— GIVEN INSTRUCTION 1 —
Quote the text about Gillray's cartoon from "British Tars Towing the Danish Fleet into Harbour is" up to and including "was at war.".
— GIVEN INSTRUCTION 2 —
According to the text about Gillray's cartoon, which museum now holds the work?
— GIVEN INSTRUCTION 3 —
Decide whether each statement agrees with the text about Gillray's cartoon, answering yes or no and quoting the words that settle it: (a) The three heads of the Leviathan stand for leaders of the Whig opposition. (b) John Bull drinks wine outside the tavern. (c) Gillray went on drawing steadily until 1820.

— TEXT TO READ —
__________________________________________________

British Tars Towing the Danish Fleet into Harbour is an 1807 cartoon by the British caricaturist James Gillray. Like much of his work the image portrays a contemporary event, the bombardment of Copenhagen and seizure of the Danish fleet by the Royal Navy to prevent it from falling into the hands of the French Empire with which Britain was at war.

Although militarily successful, the pre-emptive expedition was controversial and was attacked in the British Parliament as a violation of a neutral country. Gillray's cartoon appeared soon afterwards and reflects a generally-favourable view of the military operation. The full title is British Tars Towing the Danish Fleet into Harbour; the Broad-Bottom Leviathan trying Billy's Old Boat, and the Little Corsican tottering on the Clouds of Ambition. Jack Tar is a traditional name for British sailors.

It depicts, in the centre, the Tory government ministers Lord Hawkesbury and Lord Castlereagh rowing a boat named the Billy Pitt (a reference to the former Prime Minister William Pitt), and the Foreign Secretary George Canning is towing the captured Danish fleet into harbour behind him. Spouting water at the boat is Leviathan, a mythical sea monster, with its three heads representing Lord Grenville, Earl Grey, and the veteran admiral Earl St. Vincent, the leaders of the Whig opposition. Their speech bubbles in the water say, respectively, "Opposition Clamour", "Detraction" and "Envy".

Meanwhile, John Bull sits watching approvingly, sings "Rule Britannia" and drinks from a mug of beer outside a tavern in Sheerness Harbour. The inn is patriotically named The Good Old Royal George, with a sign featuring an image of the reigning monarch, George III. In the background of the image, on the left, are the still-smoking ruins of Copenhagen, and on the right, Continental Europe is aflame with a surprised Napoleon hovering over it, his thwarted plans for control of the seas dropping from his hand.

Published by Hannah Humphrey of St James's Street, in London, it was one of the later works produced by Gillray, who largely ceased drawing around 1810. It is now located in the Metropolitan Museum of Art in New York City.

==Bibliography==
- Grego, Joseph. The Works of James Gillray, the Caricaturist; with the History of His Life and Times. Chatto and Windus, 1873.
- Hunt, Giles. The Duel: Castlereagh, Canning and Deadly Cabinet Rivalry. Bloomsbury Academic, 2008.
- Tracy, Nicholas. Britannia’s Palette: The Arts of Naval Victory. McGill-Queen's Press, 2007.

__________________________________________________

— DATA EXTRACT —
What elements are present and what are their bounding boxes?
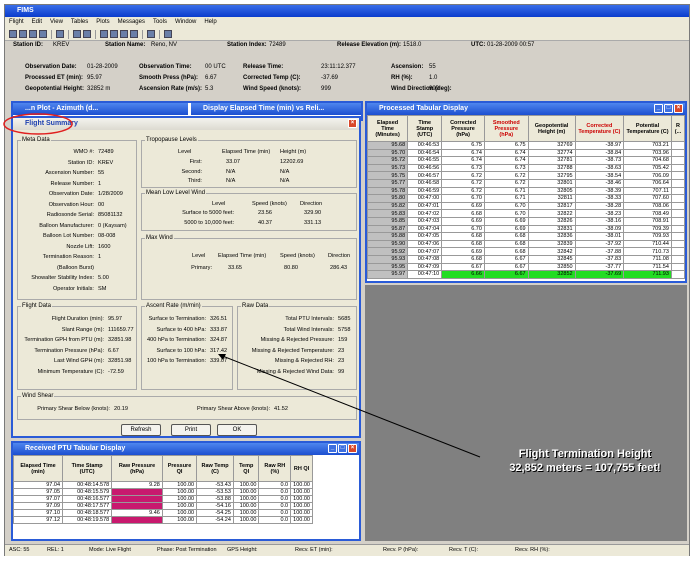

__________________________________________________

— FULL ANSWER 1 —
British Tars Towing the Danish Fleet into Harbour is an 1807 cartoon by the British caricaturist James Gillray. Like much of his work the image portrays a contemporary event, the bombardment of Copenhagen and seizure of the Danish fleet by the Royal Navy to prevent it from falling into the hands of the French Empire with which Britain was at war.

— FULL ANSWER 2 —
The Metropolitan Museum of Art in New York City.

— FULL ANSWER 3 —
(a) Yes: "with its three heads representing Lord Grenville, Earl Grey, and the veteran admiral Earl St. Vincent, the leaders of the Whig opposition"
(b) No: "drinks from a mug of beer outside a tavern in Sheerness Harbour"
(c) No: "who largely ceased drawing around 1810"